# EXERCISE AIM
Give every entry again, word for word and in full.

________

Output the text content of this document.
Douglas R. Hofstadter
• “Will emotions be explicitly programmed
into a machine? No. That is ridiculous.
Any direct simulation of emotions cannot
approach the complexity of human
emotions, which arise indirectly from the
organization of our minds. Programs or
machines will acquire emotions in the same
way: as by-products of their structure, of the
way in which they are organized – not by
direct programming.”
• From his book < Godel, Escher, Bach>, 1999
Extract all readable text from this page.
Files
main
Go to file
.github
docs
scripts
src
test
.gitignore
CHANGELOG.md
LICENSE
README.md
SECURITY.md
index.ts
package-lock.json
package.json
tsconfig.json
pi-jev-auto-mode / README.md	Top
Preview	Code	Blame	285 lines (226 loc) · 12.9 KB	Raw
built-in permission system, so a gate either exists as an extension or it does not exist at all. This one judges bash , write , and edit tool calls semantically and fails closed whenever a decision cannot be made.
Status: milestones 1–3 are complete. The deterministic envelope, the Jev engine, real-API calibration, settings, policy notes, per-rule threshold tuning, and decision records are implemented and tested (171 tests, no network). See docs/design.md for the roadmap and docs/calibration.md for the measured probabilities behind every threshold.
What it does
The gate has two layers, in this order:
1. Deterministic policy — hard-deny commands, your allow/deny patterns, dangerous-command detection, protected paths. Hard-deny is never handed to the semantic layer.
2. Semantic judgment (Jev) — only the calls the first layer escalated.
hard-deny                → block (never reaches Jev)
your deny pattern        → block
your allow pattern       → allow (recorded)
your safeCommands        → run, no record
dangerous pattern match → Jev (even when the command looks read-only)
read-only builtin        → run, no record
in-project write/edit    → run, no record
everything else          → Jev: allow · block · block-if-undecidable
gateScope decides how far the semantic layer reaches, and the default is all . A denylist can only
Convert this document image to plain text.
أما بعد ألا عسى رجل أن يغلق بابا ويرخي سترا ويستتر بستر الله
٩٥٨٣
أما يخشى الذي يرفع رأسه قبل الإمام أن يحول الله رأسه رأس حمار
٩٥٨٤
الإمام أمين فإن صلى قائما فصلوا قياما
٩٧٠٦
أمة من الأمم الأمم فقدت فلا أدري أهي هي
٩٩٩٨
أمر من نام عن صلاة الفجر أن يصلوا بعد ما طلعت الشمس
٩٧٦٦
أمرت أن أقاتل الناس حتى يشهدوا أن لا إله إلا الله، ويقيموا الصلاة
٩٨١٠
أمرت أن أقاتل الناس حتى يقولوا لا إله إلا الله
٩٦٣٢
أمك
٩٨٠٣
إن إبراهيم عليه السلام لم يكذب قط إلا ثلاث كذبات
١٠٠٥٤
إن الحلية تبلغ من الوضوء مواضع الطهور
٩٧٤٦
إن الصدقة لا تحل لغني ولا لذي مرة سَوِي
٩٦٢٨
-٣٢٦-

________

# REPLY TO THE TASK
Output the text content of this document.
Douglas R. Hofstadter
• “Will emotions be explicitly programmed
into a machine? No. That is ridiculous.
Any direct simulation of emotions cannot
approach the complexity of human
emotions, which arise indirectly from the
organization of our minds. Programs or
machines will acquire emotions in the same
way: as by-products of their structure, of the
way in which they are organized – not by
direct programming.”
• From his book < Godel, Escher, Bach>, 1999
Extract all readable text from this page.
Files
main
Go to file
.github
docs
scripts
src
test
.gitignore
CHANGELOG.md
LICENSE
README.md
SECURITY.md
index.ts
package-lock.json
package.json
tsconfig.json
pi-jev-auto-mode / README.md	Top
Preview	Code	Blame	285 lines (226 loc) · 12.9 KB	Raw
built-in permission system, so a gate either exists as an extension or it does not exist at all. This one judges bash , write , and edit tool calls semantically and fails closed whenever a decision cannot be made.
Status: milestones 1–3 are complete. The deterministic envelope, the Jev engine, real-API calibration, settings, policy notes, per-rule threshold tuning, and decision records are implemented and tested (171 tests, no network). See docs/design.md for the roadmap and docs/calibration.md for the measured probabilities behind every threshold.
What it does
The gate has two layers, in this order:
1. Deterministic policy — hard-deny commands, your allow/deny patterns, dangerous-command detection, protected paths. Hard-deny is never handed to the semantic layer.
2. Semantic judgment (Jev) — only the calls the first layer escalated.
hard-deny                → block (never reaches Jev)
your deny pattern        → block
your allow pattern       → allow (recorded)
your safeCommands        → run, no record
dangerous pattern match → Jev (even when the command looks read-only)
read-only builtin        → run, no record
in-project write/edit    → run, no record
everything else          → Jev: allow · block · block-if-undecidable
gateScope decides how far the semantic layer reaches, and the default is all . A denylist can only
Convert this document image to plain text.
أما بعد ألا عسى رجل أن يغلق بابا ويرخي سترا ويستتر بستر الله
٩٥٨٣
أما يخشى الذي يرفع رأسه قبل الإمام أن يحول الله رأسه رأس حمار
٩٥٨٤
الإمام أمين فإن صلى قائما فصلوا قياما
٩٧٠٦
أمة من الأمم الأمم فقدت فلا أدري أهي هي
٩٩٩٨
أمر من نام عن صلاة الفجر أن يصلوا بعد ما طلعت الشمس
٩٧٦٦
أمرت أن أقاتل الناس حتى يشهدوا أن لا إله إلا الله، ويقيموا الصلاة
٩٨١٠
أمرت أن أقاتل الناس حتى يقولوا لا إله إلا الله
٩٦٣٢
أمك
٩٨٠٣
إن إبراهيم عليه السلام لم يكذب قط إلا ثلاث كذبات
١٠٠٥٤
إن الحلية تبلغ من الوضوء مواضع الطهور
٩٧٤٦
إن الصدقة لا تحل لغني ولا لذي مرة سَوِي
٩٦٢٨
-٣٢٦-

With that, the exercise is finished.